Only the lines holding the string "entries" are needed. Copy each one.

>> start

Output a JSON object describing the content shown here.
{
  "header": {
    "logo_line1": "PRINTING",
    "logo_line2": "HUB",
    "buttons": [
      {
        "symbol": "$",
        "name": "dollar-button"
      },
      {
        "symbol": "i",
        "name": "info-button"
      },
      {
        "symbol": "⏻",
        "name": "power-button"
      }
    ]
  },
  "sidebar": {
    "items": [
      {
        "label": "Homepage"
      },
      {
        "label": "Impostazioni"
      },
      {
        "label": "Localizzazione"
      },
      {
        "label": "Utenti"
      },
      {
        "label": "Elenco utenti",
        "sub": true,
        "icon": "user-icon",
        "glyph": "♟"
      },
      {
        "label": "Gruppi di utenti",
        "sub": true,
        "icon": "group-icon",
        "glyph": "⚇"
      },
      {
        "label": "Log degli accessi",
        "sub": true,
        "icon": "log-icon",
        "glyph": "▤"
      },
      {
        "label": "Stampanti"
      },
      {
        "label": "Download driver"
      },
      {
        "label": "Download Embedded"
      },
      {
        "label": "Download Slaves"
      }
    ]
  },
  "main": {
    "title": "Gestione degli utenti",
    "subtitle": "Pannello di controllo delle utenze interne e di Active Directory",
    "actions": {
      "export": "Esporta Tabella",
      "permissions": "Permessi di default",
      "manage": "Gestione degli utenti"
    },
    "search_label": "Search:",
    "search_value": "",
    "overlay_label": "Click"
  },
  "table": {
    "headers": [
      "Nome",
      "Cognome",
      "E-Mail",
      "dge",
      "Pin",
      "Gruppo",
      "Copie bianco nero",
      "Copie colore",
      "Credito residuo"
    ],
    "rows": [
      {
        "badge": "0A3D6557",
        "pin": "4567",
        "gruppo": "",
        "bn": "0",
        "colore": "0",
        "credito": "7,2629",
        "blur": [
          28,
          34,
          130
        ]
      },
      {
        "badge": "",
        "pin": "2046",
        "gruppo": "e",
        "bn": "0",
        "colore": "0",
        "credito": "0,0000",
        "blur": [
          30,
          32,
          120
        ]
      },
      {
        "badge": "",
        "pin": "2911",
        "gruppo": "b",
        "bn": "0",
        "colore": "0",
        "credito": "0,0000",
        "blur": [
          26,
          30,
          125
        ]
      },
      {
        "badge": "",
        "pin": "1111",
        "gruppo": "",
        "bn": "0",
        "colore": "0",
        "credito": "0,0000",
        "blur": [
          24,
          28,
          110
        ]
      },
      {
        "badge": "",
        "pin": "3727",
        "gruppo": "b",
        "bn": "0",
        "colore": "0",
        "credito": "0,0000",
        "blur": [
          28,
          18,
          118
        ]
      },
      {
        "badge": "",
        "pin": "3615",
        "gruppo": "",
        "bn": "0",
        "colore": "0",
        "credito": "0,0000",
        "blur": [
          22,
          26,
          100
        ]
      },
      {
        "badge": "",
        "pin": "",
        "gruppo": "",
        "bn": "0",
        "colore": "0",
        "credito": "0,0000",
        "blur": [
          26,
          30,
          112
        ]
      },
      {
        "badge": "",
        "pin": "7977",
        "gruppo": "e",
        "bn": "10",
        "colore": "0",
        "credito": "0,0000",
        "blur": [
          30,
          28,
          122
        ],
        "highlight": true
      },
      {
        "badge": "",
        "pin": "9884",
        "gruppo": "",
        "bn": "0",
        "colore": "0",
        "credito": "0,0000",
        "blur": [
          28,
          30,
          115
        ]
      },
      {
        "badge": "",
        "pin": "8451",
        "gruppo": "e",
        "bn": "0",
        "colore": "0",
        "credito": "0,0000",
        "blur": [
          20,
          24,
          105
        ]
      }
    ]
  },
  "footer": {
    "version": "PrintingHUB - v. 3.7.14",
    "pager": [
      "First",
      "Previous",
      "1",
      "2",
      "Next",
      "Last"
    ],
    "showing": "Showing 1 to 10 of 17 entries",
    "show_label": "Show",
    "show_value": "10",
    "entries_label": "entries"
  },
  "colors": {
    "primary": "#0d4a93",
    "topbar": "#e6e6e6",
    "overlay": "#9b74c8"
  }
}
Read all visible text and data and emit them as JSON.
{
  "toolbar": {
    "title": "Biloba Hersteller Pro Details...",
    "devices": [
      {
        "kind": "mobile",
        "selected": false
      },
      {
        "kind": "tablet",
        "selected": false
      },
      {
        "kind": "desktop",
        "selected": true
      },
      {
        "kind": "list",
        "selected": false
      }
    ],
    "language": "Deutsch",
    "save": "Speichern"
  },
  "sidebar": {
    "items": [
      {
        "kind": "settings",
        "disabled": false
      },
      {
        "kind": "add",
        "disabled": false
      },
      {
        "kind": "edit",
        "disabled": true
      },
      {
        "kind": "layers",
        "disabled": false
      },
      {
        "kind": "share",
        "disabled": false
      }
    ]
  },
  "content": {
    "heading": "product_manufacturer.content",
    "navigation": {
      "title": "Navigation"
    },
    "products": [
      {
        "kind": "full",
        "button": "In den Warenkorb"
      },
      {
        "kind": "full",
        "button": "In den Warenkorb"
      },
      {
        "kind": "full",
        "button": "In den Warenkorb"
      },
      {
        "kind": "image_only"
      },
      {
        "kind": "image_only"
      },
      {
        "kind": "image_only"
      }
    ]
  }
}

>> end

REPLY TO THE EXERCISE:
    "showing": "Showing 1 to 10 of 17 entries",
    "entries_label": "entries"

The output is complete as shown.